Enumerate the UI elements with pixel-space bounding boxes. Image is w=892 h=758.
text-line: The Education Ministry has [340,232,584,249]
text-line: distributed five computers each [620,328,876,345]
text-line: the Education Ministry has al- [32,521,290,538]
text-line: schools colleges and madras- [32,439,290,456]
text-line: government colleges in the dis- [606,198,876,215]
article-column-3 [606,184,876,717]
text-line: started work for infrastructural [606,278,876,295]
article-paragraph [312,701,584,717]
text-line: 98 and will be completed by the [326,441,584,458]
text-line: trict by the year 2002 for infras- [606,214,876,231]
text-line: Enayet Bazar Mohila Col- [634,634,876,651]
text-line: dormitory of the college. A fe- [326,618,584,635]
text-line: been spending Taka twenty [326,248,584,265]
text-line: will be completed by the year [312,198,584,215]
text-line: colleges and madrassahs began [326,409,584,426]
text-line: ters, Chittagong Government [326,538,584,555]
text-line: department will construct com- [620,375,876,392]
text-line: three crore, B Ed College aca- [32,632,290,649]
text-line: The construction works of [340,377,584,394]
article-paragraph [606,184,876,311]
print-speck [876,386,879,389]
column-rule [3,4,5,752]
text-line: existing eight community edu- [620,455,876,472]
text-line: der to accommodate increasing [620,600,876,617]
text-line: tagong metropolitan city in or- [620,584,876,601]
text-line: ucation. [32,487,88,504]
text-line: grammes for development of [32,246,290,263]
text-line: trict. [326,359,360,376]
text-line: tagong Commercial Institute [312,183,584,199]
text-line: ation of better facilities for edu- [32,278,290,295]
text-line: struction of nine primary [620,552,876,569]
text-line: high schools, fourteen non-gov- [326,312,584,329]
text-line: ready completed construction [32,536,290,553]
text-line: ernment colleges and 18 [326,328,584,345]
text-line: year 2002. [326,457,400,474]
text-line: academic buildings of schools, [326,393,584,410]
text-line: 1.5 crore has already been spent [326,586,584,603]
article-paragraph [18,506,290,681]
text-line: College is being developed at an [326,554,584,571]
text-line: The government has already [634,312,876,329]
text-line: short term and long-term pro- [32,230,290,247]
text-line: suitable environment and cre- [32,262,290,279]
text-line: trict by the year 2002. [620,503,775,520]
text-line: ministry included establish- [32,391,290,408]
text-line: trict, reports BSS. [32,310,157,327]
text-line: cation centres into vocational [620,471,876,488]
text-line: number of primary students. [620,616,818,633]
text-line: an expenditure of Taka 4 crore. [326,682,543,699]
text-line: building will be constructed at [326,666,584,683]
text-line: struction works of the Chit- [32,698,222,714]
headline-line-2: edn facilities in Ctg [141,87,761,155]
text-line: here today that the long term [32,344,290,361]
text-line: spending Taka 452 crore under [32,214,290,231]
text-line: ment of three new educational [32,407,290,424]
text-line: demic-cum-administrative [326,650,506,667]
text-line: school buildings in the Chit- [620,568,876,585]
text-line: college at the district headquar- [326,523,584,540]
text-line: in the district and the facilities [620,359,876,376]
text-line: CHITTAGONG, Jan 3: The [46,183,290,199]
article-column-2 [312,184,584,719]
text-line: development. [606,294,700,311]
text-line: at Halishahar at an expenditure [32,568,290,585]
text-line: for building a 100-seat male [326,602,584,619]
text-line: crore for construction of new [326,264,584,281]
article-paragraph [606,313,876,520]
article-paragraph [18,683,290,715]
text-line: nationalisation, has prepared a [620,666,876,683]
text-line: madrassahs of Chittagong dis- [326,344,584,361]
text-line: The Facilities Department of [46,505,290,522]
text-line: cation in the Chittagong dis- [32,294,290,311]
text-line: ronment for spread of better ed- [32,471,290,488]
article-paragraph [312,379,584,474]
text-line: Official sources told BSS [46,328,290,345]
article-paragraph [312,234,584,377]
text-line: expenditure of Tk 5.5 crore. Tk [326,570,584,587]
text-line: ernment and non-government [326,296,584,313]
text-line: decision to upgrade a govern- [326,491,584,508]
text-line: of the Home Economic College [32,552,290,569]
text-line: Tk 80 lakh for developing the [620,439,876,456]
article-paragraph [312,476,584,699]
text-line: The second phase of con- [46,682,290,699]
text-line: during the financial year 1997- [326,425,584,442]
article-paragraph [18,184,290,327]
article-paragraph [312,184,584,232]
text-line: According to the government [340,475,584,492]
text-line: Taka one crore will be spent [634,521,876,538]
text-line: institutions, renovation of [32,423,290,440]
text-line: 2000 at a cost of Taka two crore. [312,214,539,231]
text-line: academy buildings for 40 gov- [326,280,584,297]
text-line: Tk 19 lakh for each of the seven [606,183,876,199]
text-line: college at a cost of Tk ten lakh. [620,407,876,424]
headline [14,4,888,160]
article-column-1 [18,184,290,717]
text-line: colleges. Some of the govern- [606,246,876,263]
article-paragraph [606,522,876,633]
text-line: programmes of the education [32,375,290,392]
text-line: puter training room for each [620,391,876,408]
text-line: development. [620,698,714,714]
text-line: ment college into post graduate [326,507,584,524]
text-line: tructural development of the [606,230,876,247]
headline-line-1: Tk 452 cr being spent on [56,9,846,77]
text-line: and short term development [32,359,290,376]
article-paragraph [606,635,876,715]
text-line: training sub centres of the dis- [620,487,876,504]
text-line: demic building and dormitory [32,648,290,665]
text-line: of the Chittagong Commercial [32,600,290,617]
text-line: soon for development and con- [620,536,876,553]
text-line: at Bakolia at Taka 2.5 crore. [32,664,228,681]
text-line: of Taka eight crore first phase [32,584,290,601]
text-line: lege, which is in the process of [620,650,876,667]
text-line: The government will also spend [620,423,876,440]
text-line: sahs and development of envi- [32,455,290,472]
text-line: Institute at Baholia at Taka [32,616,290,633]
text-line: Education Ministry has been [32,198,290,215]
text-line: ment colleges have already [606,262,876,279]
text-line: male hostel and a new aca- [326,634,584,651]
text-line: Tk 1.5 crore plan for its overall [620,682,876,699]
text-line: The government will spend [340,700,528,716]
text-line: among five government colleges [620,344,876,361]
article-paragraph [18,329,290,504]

AIM OF THE TASK. Copy out the listing above, from its first line through the line containing "text-line: dormitory of", with both ends included and every line reproduced character for character.

ANSWER TO THIS PROBLEM.
Enumerate the UI elements with pixel-space bounding boxes. Image is w=892 h=758.
text-line: The Education Ministry has [340,232,584,249]
text-line: distributed five computers each [620,328,876,345]
text-line: the Education Ministry has al- [32,521,290,538]
text-line: schools colleges and madras- [32,439,290,456]
text-line: government colleges in the dis- [606,198,876,215]
article-column-3 [606,184,876,717]
text-line: started work for infrastructural [606,278,876,295]
article-paragraph [312,701,584,717]
text-line: 98 and will be completed by the [326,441,584,458]
text-line: trict by the year 2002 for infras- [606,214,876,231]
text-line: Enayet Bazar Mohila Col- [634,634,876,651]
text-line: dormitory of the college. A fe- [326,618,584,635]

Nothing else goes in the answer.